**Provided records**:
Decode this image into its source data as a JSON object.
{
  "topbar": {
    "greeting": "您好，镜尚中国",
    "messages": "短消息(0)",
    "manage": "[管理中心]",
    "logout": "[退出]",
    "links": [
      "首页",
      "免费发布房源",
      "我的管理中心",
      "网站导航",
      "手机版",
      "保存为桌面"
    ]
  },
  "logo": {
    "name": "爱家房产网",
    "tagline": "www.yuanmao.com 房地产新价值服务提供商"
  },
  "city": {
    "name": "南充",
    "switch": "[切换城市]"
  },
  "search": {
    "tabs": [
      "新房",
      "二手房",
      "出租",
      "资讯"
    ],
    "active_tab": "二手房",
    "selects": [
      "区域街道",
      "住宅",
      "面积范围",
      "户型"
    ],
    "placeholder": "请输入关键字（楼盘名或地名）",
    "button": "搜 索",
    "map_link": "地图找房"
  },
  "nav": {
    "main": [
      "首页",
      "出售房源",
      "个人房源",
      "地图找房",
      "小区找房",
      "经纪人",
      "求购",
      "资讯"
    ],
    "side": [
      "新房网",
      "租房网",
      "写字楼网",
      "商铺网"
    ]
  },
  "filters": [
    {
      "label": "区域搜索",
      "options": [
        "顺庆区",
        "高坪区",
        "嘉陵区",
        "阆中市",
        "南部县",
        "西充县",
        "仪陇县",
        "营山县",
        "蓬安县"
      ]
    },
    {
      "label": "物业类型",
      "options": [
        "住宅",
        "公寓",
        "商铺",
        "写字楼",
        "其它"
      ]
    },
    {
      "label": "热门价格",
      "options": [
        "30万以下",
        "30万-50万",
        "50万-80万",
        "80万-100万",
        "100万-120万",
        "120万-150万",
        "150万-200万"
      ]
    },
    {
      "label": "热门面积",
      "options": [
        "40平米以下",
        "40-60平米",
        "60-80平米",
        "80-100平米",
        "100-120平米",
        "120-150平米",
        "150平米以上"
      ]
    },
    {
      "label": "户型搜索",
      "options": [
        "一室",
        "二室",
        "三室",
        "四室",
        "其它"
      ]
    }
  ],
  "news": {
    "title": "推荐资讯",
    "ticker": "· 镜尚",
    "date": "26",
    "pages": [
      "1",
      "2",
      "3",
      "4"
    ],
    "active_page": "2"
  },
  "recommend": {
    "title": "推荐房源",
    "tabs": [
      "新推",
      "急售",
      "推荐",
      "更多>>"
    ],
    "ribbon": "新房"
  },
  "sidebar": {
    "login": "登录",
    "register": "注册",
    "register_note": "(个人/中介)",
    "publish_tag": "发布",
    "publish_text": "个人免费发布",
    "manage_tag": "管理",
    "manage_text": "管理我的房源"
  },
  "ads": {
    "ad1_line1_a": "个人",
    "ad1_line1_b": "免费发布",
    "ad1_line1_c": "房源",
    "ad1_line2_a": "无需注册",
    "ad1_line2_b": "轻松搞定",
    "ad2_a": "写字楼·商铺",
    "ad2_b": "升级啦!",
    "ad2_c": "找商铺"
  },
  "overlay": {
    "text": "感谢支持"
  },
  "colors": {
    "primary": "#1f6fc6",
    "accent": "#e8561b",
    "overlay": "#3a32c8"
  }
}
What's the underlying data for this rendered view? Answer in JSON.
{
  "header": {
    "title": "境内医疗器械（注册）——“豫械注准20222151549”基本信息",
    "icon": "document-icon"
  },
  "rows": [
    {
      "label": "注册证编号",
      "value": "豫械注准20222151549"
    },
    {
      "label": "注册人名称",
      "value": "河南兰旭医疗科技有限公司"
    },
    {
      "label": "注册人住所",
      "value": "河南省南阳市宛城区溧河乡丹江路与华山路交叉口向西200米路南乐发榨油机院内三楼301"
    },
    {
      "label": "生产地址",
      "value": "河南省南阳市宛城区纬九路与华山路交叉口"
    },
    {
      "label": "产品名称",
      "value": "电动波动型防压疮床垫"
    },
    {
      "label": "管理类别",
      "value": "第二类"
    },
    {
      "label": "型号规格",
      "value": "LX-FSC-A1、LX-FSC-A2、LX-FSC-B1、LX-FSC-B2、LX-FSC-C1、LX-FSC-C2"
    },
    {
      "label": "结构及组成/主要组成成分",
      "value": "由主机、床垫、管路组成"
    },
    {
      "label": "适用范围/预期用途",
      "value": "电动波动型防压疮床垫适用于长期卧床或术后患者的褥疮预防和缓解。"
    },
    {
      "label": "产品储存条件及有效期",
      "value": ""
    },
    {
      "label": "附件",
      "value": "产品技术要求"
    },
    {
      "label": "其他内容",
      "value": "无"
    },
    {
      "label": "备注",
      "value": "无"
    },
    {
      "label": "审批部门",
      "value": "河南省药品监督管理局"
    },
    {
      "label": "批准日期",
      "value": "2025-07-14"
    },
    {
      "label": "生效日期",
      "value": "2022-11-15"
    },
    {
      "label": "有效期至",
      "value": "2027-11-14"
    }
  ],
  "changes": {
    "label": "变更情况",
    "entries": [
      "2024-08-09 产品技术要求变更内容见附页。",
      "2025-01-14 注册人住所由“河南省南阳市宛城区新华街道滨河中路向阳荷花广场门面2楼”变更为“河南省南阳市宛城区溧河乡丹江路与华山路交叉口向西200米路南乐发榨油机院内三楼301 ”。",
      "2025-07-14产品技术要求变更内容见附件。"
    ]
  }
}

**Problem to work on**: Search the data for "JSON" and list every line in which it occurs.

**Problem solution**:
Decode this image into its source data as a JSON object.
What's the underlying data for this rendered view? Answer in JSON.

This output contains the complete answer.